Below is a listing. Gather each line of it that contains "caring".
━━━━━━━━━━
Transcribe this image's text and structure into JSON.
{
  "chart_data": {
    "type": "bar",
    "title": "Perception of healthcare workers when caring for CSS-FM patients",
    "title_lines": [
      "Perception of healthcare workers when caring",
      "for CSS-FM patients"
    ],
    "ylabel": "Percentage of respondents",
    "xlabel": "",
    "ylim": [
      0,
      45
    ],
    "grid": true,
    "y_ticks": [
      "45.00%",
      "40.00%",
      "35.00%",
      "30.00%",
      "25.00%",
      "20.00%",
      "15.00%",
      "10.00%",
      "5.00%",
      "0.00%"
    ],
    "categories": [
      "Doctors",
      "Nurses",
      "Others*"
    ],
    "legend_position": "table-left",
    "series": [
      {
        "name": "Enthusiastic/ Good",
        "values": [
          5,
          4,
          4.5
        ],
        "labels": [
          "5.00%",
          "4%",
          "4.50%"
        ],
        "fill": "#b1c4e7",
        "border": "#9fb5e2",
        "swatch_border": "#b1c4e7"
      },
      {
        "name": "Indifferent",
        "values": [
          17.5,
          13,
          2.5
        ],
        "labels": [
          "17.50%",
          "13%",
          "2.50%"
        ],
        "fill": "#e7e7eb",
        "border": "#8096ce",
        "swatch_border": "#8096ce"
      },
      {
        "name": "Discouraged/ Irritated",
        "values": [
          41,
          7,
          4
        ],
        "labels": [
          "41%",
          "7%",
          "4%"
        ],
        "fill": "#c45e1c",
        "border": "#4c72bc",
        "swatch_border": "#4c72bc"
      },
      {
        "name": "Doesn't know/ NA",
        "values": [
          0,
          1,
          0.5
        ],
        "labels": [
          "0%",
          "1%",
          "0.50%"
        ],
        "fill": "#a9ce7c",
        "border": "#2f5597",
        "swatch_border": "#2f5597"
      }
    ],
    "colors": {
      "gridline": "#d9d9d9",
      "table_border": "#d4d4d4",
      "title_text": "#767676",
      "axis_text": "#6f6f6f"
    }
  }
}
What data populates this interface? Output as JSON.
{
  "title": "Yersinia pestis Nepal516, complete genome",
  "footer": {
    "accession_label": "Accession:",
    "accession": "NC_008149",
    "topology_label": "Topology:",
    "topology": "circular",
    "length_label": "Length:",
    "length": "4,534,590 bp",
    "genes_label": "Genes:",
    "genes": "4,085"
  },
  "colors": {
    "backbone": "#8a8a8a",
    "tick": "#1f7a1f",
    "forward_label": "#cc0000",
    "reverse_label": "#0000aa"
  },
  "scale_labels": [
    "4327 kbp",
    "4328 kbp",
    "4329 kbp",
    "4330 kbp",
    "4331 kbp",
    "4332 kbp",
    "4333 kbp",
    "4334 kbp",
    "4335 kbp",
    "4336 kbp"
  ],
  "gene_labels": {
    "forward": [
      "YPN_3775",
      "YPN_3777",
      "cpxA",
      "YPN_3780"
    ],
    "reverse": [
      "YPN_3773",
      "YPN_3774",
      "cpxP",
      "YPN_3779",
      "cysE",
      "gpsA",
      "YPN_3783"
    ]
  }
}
━━━━━━━━━━
Task output:
    "title": "Perception of healthcare workers when caring for CSS-FM patients",
      "Perception of healthcare workers when caring",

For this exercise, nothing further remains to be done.